## [What to work on]
Copy out all the lines in the records that include the word "hours".

# start of Dataset records

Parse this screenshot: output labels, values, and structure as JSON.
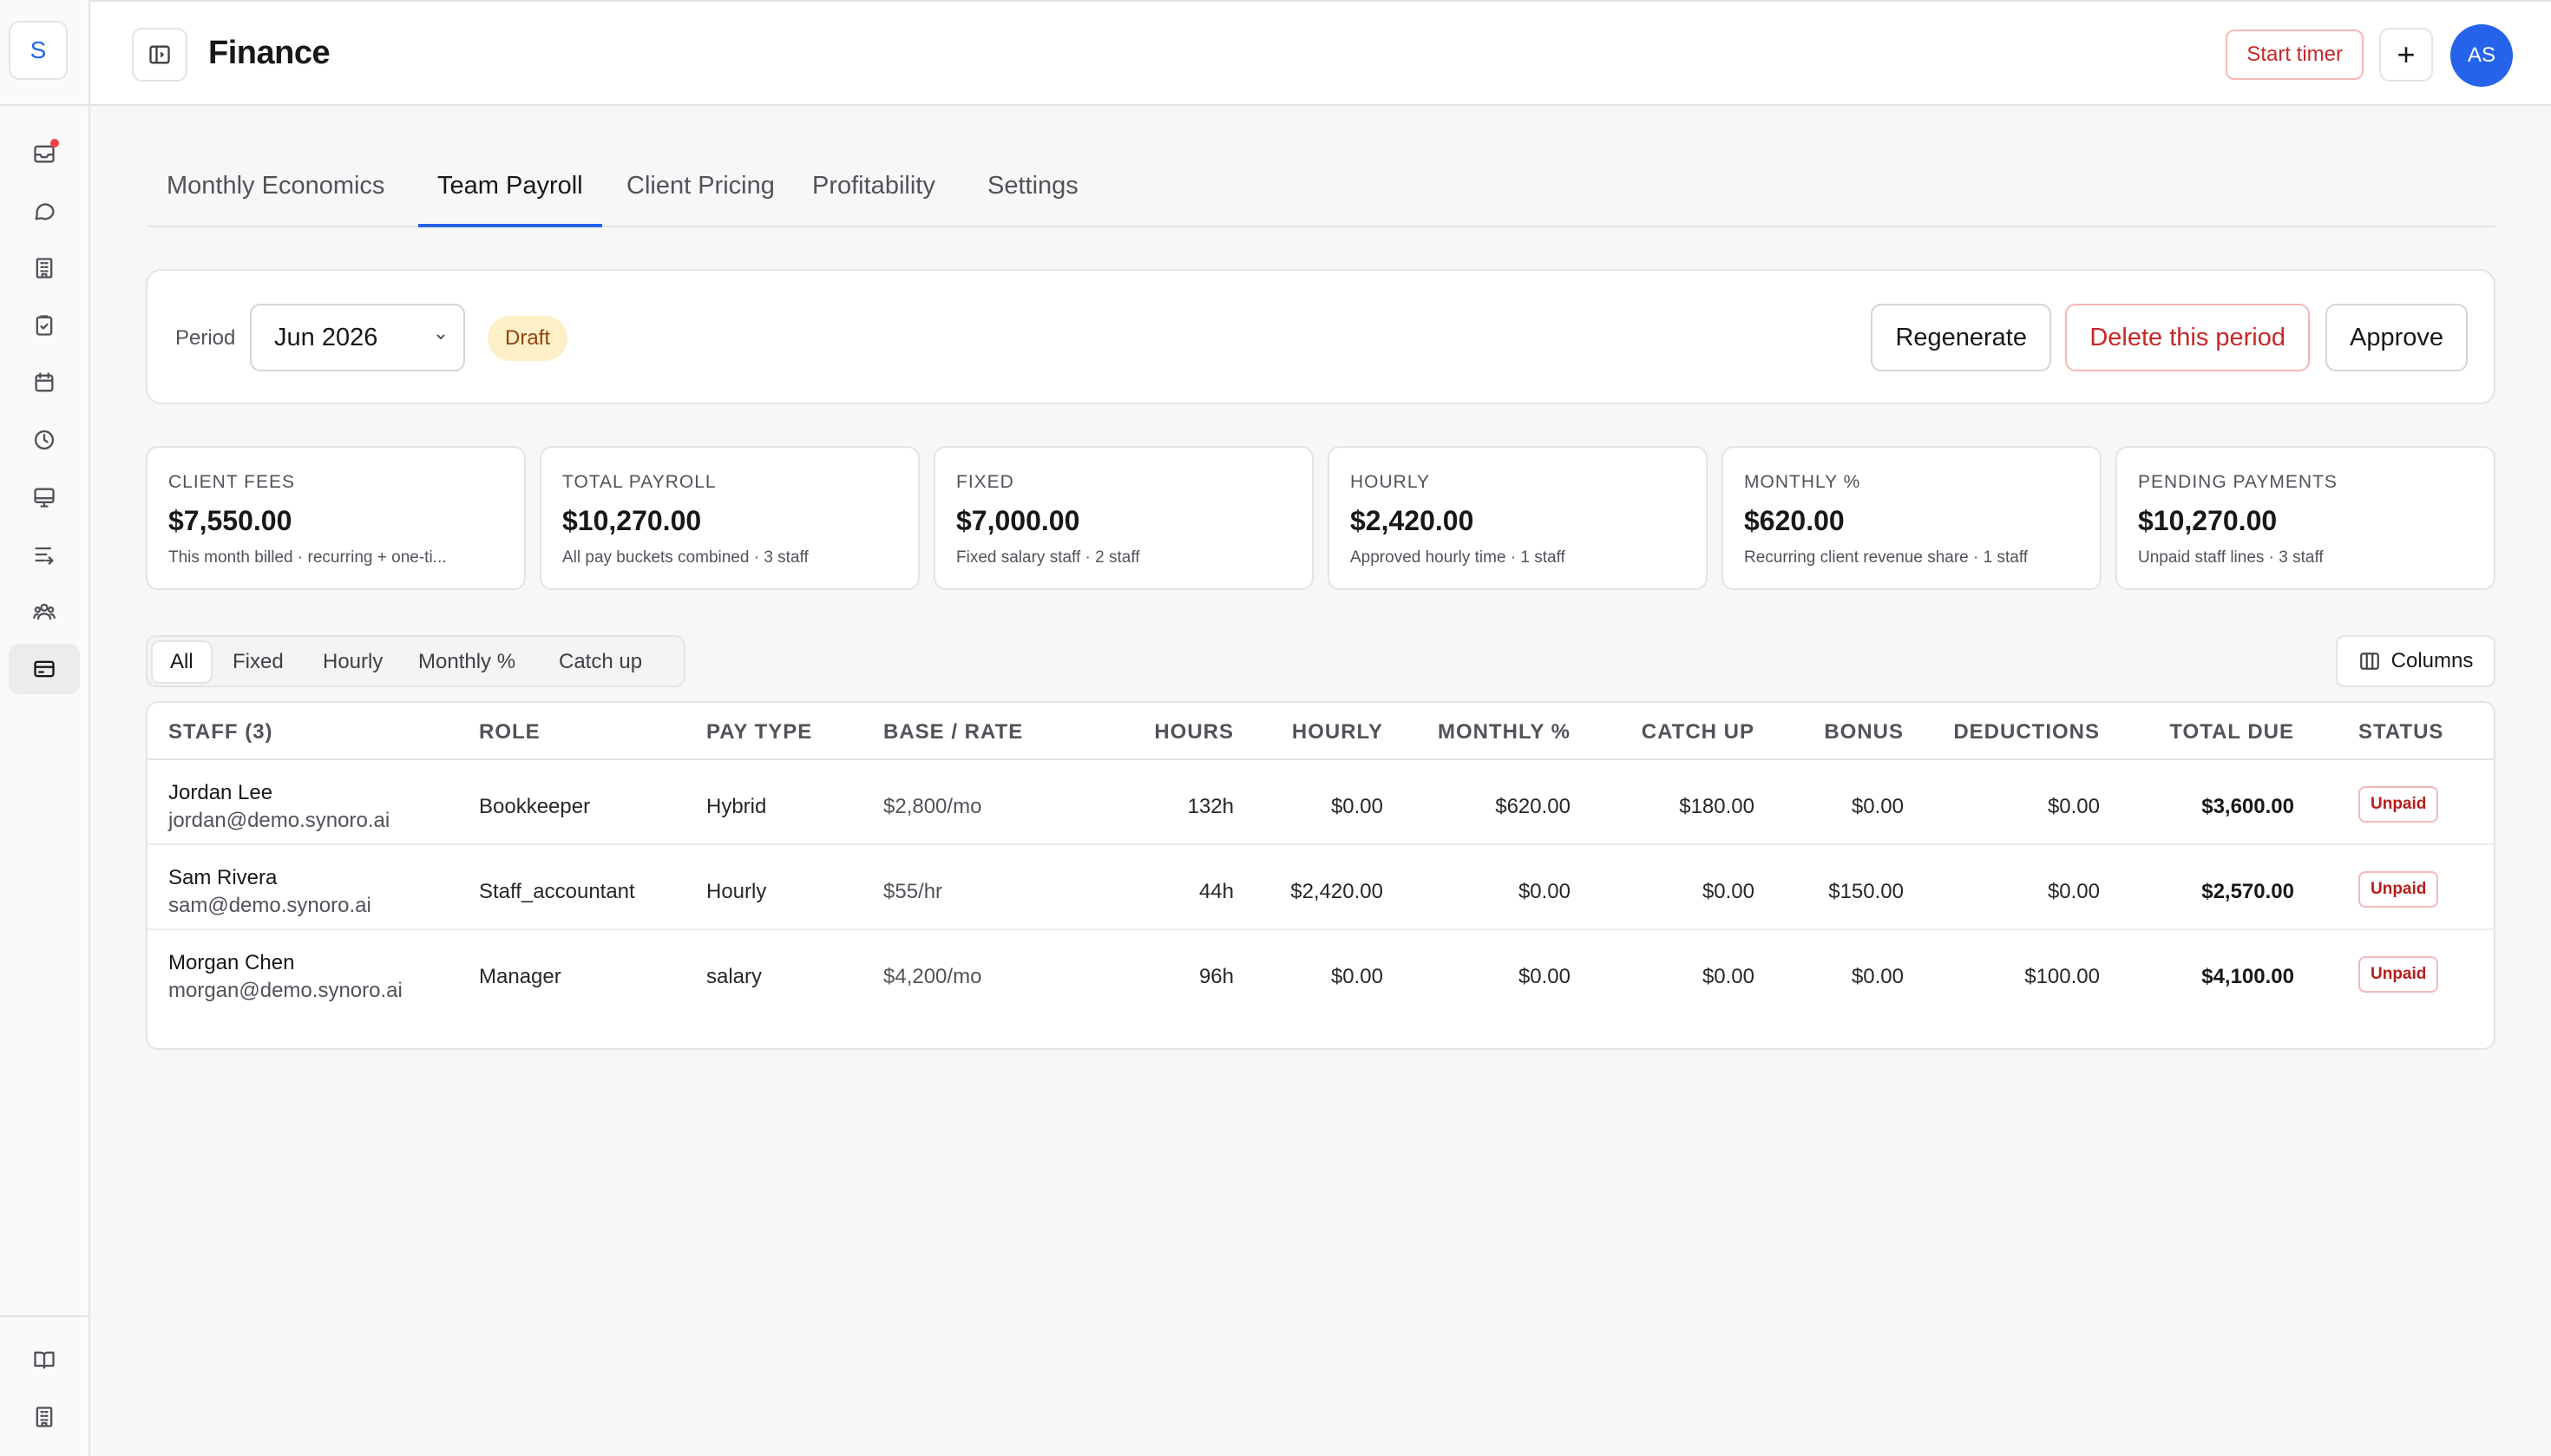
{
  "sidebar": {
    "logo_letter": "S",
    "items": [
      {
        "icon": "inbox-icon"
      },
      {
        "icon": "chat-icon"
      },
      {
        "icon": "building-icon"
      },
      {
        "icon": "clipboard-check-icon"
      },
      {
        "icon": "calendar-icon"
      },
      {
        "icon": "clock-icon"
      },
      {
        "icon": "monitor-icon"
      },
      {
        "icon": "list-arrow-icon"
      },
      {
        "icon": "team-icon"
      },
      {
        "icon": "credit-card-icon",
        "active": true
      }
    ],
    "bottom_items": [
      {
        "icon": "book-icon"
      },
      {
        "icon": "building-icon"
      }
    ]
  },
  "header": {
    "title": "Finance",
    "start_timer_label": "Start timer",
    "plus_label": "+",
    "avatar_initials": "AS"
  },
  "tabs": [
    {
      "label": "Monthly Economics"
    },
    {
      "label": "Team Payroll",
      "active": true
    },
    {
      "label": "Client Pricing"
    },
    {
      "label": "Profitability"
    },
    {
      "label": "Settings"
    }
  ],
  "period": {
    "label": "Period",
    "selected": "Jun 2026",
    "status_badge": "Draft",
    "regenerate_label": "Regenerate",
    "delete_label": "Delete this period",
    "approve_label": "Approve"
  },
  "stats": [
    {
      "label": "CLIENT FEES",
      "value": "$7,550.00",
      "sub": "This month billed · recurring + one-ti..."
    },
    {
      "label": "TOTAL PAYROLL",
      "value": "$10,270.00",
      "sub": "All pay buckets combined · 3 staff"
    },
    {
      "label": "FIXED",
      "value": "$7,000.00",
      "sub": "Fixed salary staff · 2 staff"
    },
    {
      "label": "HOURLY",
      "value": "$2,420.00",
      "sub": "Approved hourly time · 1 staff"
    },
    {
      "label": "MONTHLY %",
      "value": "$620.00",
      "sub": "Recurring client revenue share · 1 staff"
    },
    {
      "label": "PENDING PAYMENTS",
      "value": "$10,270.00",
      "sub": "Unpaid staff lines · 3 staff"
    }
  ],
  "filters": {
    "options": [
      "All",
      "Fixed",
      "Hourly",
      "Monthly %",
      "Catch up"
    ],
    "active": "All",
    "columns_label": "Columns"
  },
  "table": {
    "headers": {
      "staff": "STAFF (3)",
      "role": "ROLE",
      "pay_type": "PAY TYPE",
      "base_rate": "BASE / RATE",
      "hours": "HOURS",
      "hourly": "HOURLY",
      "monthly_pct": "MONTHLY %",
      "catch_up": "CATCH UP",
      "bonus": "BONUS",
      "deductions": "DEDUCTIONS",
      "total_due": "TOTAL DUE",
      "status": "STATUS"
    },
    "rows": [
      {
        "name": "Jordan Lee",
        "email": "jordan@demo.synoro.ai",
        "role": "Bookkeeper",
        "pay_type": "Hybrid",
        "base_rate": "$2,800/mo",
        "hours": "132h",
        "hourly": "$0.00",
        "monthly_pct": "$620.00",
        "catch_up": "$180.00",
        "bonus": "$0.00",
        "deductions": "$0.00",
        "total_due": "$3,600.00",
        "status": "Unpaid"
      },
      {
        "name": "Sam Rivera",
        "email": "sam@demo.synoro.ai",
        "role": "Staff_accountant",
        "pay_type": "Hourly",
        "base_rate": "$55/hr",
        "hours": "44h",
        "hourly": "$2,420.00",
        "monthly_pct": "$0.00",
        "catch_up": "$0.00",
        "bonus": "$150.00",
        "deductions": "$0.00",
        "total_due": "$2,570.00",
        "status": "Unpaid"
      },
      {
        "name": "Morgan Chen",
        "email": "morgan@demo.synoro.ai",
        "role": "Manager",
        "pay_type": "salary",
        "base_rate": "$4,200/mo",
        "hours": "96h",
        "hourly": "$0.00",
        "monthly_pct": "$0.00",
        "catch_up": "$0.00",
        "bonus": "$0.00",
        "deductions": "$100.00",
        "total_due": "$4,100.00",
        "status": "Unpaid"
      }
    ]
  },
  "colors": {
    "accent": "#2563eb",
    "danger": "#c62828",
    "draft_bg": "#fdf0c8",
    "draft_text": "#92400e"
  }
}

# end of Dataset records

## [Solution]
      "hours": "HOURS",
        "hours": "132h",
        "hours": "44h",
        "hours": "96h",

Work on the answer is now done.